▼

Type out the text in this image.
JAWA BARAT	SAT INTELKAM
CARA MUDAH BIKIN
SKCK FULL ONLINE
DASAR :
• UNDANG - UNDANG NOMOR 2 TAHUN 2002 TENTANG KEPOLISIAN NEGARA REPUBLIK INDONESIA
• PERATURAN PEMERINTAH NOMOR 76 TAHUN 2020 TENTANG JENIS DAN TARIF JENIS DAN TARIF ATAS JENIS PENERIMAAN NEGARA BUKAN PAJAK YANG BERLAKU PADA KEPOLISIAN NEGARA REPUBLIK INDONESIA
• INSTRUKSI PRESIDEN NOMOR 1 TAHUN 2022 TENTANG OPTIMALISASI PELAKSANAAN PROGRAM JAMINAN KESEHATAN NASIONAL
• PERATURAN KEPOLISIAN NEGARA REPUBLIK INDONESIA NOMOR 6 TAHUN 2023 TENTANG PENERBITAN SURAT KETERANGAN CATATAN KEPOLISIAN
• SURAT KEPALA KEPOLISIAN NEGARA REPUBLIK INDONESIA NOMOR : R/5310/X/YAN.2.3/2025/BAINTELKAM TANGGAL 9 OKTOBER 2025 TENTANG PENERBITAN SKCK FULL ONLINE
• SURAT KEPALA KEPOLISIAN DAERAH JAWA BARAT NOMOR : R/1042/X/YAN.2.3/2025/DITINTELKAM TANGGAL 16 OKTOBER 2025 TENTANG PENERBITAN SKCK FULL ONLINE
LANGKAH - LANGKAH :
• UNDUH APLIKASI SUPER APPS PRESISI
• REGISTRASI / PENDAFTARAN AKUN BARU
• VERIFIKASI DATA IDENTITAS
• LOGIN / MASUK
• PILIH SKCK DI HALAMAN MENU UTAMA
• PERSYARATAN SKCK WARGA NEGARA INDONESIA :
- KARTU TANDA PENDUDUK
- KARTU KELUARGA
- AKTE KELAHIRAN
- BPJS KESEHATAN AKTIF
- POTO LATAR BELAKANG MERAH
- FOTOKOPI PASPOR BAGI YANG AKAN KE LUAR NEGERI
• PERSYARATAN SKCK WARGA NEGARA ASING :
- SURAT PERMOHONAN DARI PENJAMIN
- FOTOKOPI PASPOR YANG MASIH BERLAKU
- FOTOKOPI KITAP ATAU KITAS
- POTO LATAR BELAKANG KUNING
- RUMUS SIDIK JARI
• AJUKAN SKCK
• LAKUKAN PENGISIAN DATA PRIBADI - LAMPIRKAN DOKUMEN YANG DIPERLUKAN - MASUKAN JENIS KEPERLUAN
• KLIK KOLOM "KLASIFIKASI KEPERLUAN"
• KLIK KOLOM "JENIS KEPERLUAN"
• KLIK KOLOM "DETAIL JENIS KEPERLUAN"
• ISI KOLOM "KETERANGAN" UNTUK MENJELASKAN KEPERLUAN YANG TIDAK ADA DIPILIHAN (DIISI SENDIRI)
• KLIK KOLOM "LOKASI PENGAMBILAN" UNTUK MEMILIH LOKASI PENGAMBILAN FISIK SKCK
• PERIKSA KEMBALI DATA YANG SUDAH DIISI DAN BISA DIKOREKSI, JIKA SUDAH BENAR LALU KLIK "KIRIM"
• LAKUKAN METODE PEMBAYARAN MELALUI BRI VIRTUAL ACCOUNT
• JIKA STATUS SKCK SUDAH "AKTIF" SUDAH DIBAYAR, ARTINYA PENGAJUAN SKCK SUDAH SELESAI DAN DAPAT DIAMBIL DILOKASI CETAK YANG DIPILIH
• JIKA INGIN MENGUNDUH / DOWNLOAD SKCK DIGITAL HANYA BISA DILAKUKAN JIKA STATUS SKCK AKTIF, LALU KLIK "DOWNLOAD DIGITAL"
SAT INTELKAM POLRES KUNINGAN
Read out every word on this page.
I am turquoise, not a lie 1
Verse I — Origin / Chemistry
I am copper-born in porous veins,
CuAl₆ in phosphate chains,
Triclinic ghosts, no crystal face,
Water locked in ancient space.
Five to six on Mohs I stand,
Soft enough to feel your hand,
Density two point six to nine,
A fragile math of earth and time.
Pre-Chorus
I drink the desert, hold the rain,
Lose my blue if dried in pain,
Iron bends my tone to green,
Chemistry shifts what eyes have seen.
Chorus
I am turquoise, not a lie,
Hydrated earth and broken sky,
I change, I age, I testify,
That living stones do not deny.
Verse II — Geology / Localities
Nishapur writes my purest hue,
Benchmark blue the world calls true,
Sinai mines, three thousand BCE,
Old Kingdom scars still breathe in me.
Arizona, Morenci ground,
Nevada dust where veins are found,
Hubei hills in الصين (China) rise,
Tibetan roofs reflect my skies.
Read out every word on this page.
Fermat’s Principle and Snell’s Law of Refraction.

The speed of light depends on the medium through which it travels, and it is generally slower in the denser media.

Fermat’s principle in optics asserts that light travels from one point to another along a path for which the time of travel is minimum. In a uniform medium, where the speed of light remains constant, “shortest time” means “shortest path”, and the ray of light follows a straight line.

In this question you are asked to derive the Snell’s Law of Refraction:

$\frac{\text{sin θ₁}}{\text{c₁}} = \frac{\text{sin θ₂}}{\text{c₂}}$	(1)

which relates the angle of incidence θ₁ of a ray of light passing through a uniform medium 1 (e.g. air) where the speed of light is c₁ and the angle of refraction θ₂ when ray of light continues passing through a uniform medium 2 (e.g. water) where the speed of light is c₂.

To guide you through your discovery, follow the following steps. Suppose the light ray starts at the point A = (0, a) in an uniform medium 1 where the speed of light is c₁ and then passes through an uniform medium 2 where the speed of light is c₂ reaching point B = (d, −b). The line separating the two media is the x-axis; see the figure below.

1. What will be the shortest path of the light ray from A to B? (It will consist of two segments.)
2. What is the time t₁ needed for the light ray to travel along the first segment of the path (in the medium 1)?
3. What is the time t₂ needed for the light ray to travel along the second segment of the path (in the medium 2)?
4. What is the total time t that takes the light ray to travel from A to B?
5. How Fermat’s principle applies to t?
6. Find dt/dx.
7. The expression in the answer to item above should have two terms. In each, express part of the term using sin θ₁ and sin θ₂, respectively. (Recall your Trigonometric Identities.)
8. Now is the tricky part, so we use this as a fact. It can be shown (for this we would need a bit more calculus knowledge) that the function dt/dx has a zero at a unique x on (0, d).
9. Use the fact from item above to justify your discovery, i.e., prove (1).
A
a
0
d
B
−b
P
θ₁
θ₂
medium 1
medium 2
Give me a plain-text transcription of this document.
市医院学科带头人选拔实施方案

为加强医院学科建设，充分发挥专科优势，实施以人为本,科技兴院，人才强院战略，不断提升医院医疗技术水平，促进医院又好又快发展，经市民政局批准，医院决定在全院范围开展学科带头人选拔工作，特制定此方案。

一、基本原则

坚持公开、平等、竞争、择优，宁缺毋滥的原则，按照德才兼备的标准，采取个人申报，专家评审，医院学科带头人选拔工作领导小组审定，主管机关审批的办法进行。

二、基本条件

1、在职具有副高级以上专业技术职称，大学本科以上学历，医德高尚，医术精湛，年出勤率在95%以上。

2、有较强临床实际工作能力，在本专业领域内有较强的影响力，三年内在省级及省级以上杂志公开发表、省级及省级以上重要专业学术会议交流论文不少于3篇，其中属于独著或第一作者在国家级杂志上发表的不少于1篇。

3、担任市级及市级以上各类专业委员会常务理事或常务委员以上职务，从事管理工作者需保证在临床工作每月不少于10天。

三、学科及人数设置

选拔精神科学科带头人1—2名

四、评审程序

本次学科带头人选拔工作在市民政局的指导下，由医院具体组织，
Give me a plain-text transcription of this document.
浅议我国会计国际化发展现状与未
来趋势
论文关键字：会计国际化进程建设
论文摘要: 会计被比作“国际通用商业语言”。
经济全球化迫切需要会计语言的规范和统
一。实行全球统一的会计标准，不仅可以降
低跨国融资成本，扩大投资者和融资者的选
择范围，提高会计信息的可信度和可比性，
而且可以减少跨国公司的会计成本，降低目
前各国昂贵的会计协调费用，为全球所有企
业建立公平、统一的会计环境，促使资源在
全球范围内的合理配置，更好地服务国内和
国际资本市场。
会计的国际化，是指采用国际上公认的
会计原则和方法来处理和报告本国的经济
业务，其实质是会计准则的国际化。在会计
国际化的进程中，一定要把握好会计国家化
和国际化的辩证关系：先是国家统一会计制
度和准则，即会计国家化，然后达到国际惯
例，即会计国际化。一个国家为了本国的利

▲

- Stated task -
Report how many lines in these entries contain "JAWA". Answer with the number only.

- Reply to the task -
2